- **Page**
# Post Yer Photos!



## Morrus (Aug 11, 2005)

If you haven't yet, post your photo in the EN World Member Mugshot Gallery!

Just click on the above link, which will take you to the right part of the Art Gallery, hit "Upload", enter some details about your photo and upload it!  It's quick, it's easy, and if you're not in the Mugshot Gallery, you're nobody!


----------



## HellHound (Aug 11, 2005)

I guess you don't want mugshots like this one in there, eh Russ?

(Me, Dextra, Gelfling #1, Gelfling #2)


----------



## Teflon Billy (Aug 11, 2005)

Done. 

Finally, a picture of my wife and I


----------



## Ankh-Morpork Guard (Aug 11, 2005)

I'll get one up once my webcam starts not being so crappy...I'll fight with it more later.


----------



## HellHound (Aug 11, 2005)

Nice pic, Jeff!


----------



## Teflon Billy (Aug 11, 2005)

HellHound said:
			
		

> I guess you don't want mugshots like this one in there, eh Russ?




I don't know...it's _eerily_ accurate


----------



## Morrus (Aug 11, 2005)

HellHound said:
			
		

> I guess you don't want mugshots like this one in there, eh Russ?
> 
> (Me, Dextra, Gelfling #1, Gelfling #2)




You could chuck it into the Public Art Gallery.  It qualifies as art.  I think.


----------



## Ankh-Morpork Guard (Aug 11, 2005)

There. Got my webcam working and (mostly) focussed. Maybe I'll get something better later, but that'll do.


----------



## Tarrasque Wrangler (Aug 11, 2005)

I went moderately bananas.

- **Dataset extract**
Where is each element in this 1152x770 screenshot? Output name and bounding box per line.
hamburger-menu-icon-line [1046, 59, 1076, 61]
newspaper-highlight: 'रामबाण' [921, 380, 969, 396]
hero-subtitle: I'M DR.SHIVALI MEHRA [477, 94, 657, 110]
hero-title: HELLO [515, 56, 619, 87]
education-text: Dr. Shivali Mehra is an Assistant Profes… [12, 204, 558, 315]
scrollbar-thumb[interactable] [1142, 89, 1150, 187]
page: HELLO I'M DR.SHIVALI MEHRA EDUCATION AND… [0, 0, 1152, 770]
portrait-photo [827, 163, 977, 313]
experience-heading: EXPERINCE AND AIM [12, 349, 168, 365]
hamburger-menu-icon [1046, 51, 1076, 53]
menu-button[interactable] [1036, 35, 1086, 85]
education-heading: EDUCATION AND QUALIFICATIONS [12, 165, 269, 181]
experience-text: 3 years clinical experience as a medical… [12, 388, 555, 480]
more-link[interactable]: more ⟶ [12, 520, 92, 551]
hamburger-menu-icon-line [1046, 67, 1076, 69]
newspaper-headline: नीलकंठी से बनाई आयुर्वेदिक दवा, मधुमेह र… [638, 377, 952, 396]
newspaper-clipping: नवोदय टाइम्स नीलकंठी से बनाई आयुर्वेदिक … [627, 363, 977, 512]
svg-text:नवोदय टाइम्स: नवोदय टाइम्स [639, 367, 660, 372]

- **Prompt**
Copy out the whole forum thread about posting member photos above, word for word and with nothing left out.

- **Problem solution**
# Post Yer Photos!



## Morrus (Aug 11, 2005)

If you haven't yet, post your photo in the EN World Member Mugshot Gallery!

Just click on the above link, which will take you to the right part of the Art Gallery, hit "Upload", enter some details about your photo and upload it!  It's quick, it's easy, and if you're not in the Mugshot Gallery, you're nobody!


----------



## HellHound (Aug 11, 2005)

I guess you don't want mugshots like this one in there, eh Russ?

(Me, Dextra, Gelfling #1, Gelfling #2)


----------



## Teflon Billy (Aug 11, 2005)

Done. 

Finally, a picture of my wife and I


----------



## Ankh-Morpork Guard (Aug 11, 2005)

I'll get one up once my webcam starts not being so crappy...I'll fight with it more later.


----------



## HellHound (Aug 11, 2005)

Nice pic, Jeff!


----------



## Teflon Billy (Aug 11, 2005)

HellHound said:
			
		

> I guess you don't want mugshots like this one in there, eh Russ?




I don't know...it's _eerily_ accurate


----------



## Morrus (Aug 11, 2005)

HellHound said:
			
		

> I guess you don't want mugshots like this one in there, eh Russ?
> 
> (Me, Dextra, Gelfling #1, Gelfling #2)




You could chuck it into the Public Art Gallery.  It qualifies as art.  I think.


----------



## Ankh-Morpork Guard (Aug 11, 2005)

There. Got my webcam working and (mostly) focussed. Maybe I'll get something better later, but that'll do.


----------



## Tarrasque Wrangler (Aug 11, 2005)

I went moderately bananas.